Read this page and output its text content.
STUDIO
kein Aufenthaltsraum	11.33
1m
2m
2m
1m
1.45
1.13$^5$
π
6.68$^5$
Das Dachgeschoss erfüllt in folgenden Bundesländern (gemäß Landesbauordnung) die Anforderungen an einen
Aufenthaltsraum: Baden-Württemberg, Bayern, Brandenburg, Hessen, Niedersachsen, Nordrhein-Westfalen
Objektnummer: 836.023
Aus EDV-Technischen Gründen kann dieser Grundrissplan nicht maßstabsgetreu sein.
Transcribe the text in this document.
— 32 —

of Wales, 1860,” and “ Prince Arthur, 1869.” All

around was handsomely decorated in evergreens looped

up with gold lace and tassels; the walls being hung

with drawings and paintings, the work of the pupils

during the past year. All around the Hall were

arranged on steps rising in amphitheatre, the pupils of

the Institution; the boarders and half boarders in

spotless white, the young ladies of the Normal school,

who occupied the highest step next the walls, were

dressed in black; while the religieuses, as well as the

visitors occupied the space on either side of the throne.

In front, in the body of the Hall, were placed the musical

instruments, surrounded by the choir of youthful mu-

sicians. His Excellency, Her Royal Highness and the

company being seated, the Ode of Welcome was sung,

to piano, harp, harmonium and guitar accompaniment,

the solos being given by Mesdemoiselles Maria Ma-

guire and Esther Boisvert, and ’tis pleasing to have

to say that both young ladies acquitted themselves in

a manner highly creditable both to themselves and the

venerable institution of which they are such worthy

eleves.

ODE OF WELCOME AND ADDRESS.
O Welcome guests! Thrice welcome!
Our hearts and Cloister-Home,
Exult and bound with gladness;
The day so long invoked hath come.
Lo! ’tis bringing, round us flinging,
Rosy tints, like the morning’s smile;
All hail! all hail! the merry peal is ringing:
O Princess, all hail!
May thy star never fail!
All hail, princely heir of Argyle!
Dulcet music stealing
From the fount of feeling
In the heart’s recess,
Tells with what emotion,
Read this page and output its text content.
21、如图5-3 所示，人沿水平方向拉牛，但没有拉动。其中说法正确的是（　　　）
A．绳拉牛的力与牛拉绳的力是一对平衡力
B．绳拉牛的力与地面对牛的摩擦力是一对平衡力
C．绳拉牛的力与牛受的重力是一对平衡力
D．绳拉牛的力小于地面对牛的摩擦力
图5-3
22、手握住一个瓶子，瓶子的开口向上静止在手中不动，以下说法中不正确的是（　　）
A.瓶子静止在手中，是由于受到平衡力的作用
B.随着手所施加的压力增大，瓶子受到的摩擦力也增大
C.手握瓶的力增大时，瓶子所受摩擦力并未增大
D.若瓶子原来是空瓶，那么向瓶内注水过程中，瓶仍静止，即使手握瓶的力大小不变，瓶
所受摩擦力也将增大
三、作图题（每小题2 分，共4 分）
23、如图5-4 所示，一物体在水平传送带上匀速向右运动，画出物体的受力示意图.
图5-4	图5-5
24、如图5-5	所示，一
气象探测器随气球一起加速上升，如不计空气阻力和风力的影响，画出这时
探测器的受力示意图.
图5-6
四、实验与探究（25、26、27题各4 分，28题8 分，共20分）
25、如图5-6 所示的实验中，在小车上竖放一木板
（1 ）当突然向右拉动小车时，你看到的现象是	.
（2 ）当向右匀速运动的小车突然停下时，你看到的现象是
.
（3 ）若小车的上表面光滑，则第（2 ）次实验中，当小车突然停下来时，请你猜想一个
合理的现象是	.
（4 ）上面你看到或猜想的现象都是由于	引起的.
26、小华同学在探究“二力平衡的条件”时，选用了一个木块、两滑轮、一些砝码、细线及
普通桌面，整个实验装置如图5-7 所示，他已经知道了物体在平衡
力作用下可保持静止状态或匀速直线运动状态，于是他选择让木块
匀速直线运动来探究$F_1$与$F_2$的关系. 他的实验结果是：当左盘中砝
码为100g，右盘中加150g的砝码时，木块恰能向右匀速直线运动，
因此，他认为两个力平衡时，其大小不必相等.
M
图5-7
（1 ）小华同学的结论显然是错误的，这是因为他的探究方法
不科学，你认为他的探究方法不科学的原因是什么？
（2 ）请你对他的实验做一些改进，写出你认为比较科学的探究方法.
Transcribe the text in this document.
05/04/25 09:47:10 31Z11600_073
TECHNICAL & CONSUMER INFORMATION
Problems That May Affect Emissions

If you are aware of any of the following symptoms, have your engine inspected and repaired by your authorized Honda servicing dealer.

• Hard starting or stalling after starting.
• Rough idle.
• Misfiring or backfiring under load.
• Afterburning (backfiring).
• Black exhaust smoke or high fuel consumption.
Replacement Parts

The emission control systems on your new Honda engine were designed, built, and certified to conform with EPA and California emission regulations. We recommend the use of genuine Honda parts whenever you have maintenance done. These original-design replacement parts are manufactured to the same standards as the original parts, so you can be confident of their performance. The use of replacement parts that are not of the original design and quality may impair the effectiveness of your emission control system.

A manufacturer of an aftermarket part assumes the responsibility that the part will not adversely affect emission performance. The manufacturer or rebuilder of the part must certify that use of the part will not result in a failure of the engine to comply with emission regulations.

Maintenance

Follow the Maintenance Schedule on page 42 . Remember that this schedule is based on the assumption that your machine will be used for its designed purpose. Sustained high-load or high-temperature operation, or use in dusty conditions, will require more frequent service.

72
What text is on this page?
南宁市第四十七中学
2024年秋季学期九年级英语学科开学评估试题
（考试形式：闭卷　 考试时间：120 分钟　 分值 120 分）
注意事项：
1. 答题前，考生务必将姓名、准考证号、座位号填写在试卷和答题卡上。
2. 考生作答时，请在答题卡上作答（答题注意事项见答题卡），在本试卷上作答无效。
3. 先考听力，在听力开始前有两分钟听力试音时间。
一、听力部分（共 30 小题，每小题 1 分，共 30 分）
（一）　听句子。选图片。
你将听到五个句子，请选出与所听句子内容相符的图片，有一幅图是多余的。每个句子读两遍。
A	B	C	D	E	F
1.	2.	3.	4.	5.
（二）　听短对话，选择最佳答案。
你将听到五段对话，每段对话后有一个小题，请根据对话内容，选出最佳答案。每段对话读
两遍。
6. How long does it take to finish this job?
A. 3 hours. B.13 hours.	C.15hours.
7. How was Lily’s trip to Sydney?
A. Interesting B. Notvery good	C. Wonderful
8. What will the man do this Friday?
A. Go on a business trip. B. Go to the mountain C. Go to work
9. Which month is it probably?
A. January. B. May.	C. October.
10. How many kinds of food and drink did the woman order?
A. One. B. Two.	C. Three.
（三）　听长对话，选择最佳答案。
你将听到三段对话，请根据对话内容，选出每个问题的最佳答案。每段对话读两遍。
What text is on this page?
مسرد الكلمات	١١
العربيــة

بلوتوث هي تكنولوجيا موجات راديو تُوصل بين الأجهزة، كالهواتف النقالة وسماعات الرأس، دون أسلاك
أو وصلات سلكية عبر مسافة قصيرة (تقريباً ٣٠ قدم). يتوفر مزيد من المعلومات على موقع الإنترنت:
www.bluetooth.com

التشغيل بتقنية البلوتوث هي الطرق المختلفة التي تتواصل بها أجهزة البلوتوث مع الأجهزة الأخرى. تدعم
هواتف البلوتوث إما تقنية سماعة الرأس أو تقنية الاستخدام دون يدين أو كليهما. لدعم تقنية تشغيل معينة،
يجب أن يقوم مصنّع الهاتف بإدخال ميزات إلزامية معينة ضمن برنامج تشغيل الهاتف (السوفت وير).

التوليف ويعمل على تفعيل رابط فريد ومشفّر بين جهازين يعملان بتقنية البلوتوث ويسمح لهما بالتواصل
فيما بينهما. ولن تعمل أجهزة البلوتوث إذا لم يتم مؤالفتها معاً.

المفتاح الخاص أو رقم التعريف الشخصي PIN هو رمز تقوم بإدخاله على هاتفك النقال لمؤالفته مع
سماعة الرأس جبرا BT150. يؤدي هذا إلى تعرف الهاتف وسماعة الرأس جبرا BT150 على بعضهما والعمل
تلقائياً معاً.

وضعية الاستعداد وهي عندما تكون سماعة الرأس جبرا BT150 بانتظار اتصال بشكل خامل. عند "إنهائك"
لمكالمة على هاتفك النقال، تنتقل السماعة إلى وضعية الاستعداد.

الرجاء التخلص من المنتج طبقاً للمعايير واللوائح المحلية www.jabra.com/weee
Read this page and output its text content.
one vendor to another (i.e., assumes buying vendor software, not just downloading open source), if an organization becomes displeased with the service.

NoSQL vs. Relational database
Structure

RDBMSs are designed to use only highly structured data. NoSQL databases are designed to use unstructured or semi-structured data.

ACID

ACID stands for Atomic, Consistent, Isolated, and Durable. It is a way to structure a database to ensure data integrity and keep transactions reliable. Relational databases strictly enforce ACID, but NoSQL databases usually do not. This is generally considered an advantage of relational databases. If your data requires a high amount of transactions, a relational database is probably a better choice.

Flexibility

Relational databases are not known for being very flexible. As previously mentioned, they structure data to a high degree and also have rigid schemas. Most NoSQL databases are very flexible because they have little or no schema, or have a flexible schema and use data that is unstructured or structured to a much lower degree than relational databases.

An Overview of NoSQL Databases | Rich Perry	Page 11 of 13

____________________

What is expected:
Return only the count of lines in the records that hold the word "around".

Response to this exercise:
2